-- START Supplied data --
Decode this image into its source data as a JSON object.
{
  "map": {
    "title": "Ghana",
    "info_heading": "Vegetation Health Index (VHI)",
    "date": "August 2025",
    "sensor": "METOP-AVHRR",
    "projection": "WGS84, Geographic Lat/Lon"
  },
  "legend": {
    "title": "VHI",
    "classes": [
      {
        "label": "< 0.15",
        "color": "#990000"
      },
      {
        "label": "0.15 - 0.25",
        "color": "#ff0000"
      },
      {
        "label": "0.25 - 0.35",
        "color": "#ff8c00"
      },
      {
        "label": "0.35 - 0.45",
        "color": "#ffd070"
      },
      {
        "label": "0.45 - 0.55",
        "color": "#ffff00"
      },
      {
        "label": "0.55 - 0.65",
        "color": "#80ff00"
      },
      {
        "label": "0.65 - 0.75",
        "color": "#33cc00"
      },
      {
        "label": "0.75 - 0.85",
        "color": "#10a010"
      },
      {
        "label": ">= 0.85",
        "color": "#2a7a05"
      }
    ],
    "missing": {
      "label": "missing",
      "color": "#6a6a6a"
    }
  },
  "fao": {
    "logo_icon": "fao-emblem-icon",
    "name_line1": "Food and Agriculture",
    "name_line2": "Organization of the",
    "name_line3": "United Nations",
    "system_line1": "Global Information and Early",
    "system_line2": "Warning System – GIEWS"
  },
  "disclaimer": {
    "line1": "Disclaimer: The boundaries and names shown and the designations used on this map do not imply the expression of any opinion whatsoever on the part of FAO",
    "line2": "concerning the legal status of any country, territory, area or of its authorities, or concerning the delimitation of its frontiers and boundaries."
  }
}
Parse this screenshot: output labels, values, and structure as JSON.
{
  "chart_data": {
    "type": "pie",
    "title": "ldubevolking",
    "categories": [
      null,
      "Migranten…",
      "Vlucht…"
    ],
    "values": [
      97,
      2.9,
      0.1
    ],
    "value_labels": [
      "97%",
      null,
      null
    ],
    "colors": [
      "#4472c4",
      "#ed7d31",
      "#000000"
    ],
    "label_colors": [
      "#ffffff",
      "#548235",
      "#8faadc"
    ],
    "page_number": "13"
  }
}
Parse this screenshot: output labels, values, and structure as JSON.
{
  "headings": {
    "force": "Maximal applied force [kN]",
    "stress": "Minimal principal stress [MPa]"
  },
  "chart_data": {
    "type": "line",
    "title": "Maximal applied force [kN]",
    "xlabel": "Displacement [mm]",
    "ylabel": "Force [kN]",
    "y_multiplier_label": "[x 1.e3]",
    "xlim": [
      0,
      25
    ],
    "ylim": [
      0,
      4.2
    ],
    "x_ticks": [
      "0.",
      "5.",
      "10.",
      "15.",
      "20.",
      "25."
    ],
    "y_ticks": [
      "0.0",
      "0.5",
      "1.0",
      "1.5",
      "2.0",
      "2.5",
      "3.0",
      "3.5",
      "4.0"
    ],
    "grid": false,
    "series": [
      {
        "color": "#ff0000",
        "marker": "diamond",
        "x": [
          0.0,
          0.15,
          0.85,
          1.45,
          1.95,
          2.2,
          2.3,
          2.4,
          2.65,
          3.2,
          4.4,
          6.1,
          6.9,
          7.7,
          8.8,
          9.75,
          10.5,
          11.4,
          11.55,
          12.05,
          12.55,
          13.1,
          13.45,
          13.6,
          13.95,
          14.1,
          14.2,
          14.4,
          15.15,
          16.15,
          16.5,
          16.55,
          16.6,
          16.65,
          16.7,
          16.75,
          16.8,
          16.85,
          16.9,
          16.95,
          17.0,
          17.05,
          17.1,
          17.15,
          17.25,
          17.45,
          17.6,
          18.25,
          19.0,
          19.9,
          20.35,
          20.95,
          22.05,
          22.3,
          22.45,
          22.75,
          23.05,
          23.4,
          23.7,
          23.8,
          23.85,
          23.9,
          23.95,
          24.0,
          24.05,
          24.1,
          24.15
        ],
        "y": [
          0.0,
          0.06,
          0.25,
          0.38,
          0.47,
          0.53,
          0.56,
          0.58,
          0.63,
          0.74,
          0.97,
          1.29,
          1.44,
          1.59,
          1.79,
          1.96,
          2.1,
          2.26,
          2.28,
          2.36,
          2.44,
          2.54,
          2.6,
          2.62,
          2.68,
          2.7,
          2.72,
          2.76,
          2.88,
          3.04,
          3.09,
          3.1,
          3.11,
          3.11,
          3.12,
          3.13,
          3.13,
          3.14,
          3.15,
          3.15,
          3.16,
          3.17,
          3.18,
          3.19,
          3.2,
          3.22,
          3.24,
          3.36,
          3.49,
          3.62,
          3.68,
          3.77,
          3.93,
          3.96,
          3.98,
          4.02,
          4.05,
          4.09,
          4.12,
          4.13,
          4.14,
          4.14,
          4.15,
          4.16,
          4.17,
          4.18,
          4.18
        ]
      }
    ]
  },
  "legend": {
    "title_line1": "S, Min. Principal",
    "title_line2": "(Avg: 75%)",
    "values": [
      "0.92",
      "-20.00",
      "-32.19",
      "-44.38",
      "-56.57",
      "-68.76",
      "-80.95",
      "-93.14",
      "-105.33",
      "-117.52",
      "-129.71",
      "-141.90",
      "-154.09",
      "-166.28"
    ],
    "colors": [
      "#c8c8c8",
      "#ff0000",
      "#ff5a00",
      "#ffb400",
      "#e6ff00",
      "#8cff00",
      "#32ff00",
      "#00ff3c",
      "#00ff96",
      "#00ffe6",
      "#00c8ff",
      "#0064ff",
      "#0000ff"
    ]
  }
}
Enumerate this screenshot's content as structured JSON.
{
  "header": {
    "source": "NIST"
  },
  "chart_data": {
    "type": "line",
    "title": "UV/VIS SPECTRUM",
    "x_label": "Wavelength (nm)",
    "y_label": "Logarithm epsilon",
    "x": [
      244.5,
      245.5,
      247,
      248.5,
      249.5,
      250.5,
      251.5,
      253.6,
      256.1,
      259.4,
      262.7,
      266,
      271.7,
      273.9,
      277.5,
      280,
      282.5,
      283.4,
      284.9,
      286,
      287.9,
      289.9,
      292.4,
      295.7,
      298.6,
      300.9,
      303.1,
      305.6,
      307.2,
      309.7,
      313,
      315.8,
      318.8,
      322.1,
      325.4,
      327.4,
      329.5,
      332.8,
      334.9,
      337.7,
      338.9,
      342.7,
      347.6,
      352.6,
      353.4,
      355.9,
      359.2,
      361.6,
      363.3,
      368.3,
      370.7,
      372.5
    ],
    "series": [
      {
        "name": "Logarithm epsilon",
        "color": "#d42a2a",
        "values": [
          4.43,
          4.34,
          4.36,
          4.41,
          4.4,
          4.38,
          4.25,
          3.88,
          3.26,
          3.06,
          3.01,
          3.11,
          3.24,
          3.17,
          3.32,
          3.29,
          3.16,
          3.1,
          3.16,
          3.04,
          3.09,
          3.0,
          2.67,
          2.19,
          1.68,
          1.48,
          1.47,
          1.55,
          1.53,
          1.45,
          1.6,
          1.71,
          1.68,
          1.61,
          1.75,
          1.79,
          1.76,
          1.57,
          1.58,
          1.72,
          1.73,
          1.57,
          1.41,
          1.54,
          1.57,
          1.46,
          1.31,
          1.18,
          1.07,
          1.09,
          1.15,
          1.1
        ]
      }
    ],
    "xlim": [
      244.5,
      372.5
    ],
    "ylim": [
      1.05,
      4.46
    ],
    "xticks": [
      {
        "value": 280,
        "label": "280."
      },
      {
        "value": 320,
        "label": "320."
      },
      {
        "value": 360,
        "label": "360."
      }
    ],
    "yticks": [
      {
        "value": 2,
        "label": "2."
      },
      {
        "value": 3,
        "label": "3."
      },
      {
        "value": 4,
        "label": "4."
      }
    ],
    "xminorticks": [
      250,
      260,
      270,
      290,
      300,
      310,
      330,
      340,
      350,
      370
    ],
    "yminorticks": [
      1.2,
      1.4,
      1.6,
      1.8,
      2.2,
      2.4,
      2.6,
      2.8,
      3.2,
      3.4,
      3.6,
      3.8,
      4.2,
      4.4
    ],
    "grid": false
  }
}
-- END Supplied data --
Requirements - From the listing above, pick out every line containing "Maximal".

Correct answer -
    "force": "Maximal applied force [kN]",
    "title": "Maximal applied force [kN]",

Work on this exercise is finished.